[start Stored rows]
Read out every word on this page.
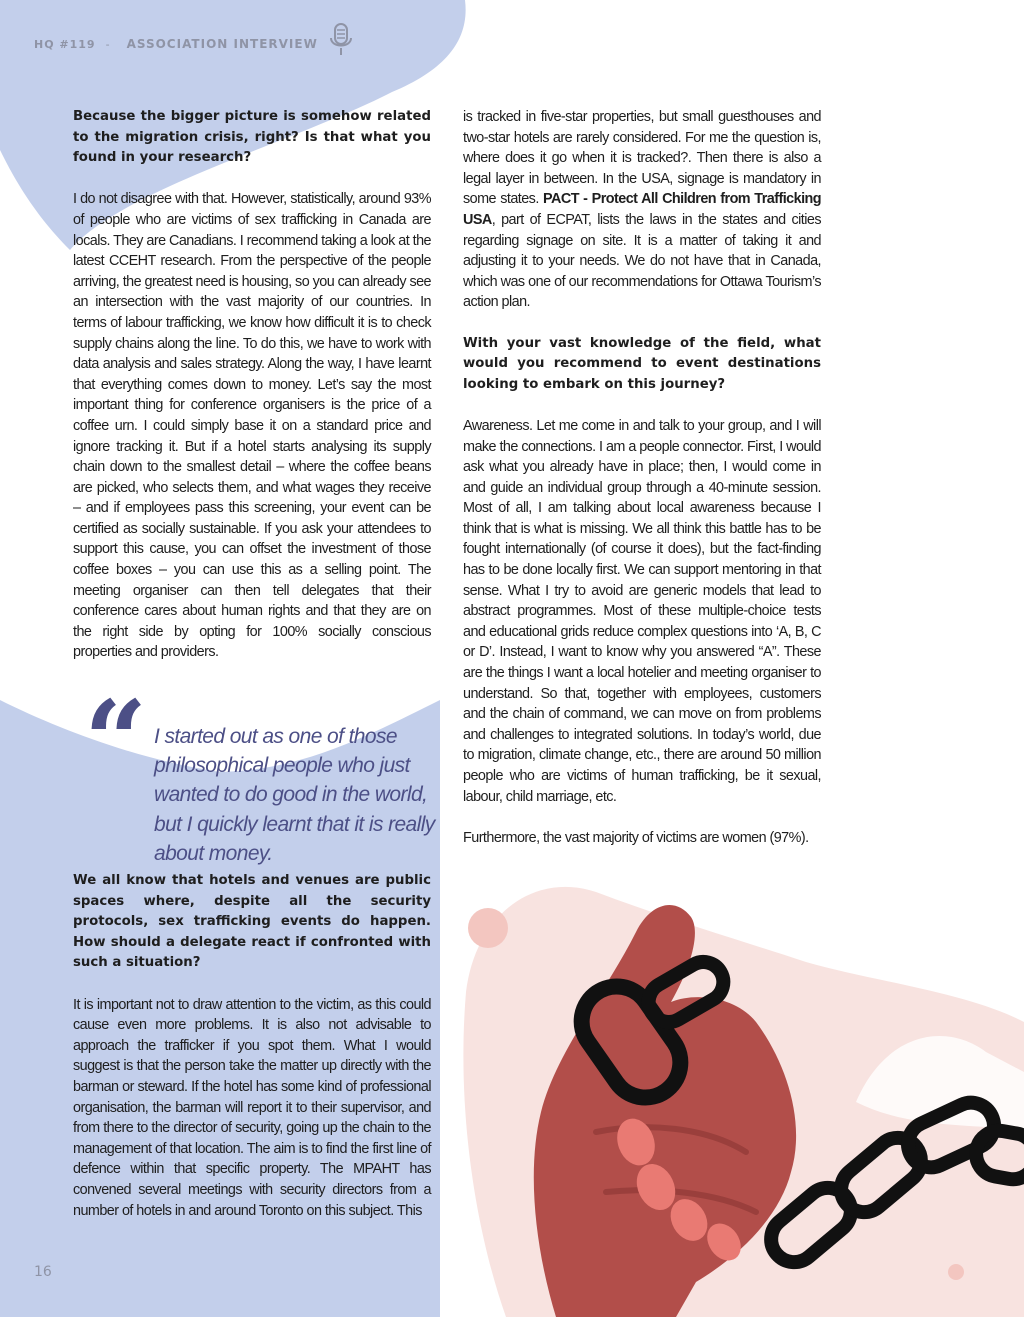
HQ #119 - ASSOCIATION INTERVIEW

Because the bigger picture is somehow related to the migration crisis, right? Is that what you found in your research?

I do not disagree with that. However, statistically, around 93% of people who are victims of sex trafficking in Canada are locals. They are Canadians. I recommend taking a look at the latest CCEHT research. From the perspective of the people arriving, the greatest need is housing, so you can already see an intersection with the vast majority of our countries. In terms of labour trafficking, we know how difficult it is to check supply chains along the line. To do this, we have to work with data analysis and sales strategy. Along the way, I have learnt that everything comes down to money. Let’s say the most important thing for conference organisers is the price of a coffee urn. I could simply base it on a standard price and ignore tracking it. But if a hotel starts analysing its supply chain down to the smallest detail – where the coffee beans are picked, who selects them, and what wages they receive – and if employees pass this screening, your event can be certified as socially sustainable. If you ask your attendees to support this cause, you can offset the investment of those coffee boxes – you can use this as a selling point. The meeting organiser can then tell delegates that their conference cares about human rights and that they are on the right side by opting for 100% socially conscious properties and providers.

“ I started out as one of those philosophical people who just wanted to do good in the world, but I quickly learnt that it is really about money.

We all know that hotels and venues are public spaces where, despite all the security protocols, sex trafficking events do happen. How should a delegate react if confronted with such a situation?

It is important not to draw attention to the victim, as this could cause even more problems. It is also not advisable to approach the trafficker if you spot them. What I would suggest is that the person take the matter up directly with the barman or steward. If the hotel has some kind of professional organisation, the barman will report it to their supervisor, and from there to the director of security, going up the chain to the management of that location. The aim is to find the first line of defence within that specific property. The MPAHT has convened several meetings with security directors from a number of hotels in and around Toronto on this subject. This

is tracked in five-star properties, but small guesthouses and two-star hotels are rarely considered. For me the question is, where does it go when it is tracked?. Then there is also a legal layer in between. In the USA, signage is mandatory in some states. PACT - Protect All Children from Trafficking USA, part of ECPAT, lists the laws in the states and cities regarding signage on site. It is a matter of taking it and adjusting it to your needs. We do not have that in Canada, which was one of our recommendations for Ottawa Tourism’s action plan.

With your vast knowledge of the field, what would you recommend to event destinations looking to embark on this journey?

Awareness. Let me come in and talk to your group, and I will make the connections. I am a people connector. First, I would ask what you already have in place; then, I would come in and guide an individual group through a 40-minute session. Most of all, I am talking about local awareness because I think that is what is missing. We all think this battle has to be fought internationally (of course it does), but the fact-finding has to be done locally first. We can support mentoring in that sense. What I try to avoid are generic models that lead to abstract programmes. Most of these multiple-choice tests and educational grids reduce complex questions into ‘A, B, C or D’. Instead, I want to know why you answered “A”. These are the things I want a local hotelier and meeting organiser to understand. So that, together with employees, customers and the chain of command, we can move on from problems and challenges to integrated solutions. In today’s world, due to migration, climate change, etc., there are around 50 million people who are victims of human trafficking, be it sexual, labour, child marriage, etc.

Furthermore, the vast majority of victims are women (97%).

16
[end Stored rows]
**What is asked**
Transcribe the material exactly, leaving every picture out.

**Full answer**
Read out every word on this page.
HQ #119 - ASSOCIATION INTERVIEW

Because the bigger picture is somehow related to the migration crisis, right? Is that what you found in your research?

I do not disagree with that. However, statistically, around 93% of people who are victims of sex trafficking in Canada are locals. They are Canadians. I recommend taking a look at the latest CCEHT research. From the perspective of the people arriving, the greatest need is housing, so you can already see an intersection with the vast majority of our countries. In terms of labour trafficking, we know how difficult it is to check supply chains along the line. To do this, we have to work with data analysis and sales strategy. Along the way, I have learnt that everything comes down to money. Let’s say the most important thing for conference organisers is the price of a coffee urn. I could simply base it on a standard price and ignore tracking it. But if a hotel starts analysing its supply chain down to the smallest detail – where the coffee beans are picked, who selects them, and what wages they receive – and if employees pass this screening, your event can be certified as socially sustainable. If you ask your attendees to support this cause, you can offset the investment of those coffee boxes – you can use this as a selling point. The meeting organiser can then tell delegates that their conference cares about human rights and that they are on the right side by opting for 100% socially conscious properties and providers.

“ I started out as one of those philosophical people who just wanted to do good in the world, but I quickly learnt that it is really about money.

We all know that hotels and venues are public spaces where, despite all the security protocols, sex trafficking events do happen. How should a delegate react if confronted with such a situation?

It is important not to draw attention to the victim, as this could cause even more problems. It is also not advisable to approach the trafficker if you spot them. What I would suggest is that the person take the matter up directly with the barman or steward. If the hotel has some kind of professional organisation, the barman will report it to their supervisor, and from there to the director of security, going up the chain to the management of that location. The aim is to find the first line of defence within that specific property. The MPAHT has convened several meetings with security directors from a number of hotels in and around Toronto on this subject. This

is tracked in five-star properties, but small guesthouses and two-star hotels are rarely considered. For me the question is, where does it go when it is tracked?. Then there is also a legal layer in between. In the USA, signage is mandatory in some states. PACT - Protect All Children from Trafficking USA, part of ECPAT, lists the laws in the states and cities regarding signage on site. It is a matter of taking it and adjusting it to your needs. We do not have that in Canada, which was one of our recommendations for Ottawa Tourism’s action plan.

With your vast knowledge of the field, what would you recommend to event destinations looking to embark on this journey?

Awareness. Let me come in and talk to your group, and I will make the connections. I am a people connector. First, I would ask what you already have in place; then, I would come in and guide an individual group through a 40-minute session. Most of all, I am talking about local awareness because I think that is what is missing. We all think this battle has to be fought internationally (of course it does), but the fact-finding has to be done locally first. We can support mentoring in that sense. What I try to avoid are generic models that lead to abstract programmes. Most of these multiple-choice tests and educational grids reduce complex questions into ‘A, B, C or D’. Instead, I want to know why you answered “A”. These are the things I want a local hotelier and meeting organiser to understand. So that, together with employees, customers and the chain of command, we can move on from problems and challenges to integrated solutions. In today’s world, due to migration, climate change, etc., there are around 50 million people who are victims of human trafficking, be it sexual, labour, child marriage, etc.

Furthermore, the vast majority of victims are women (97%).

16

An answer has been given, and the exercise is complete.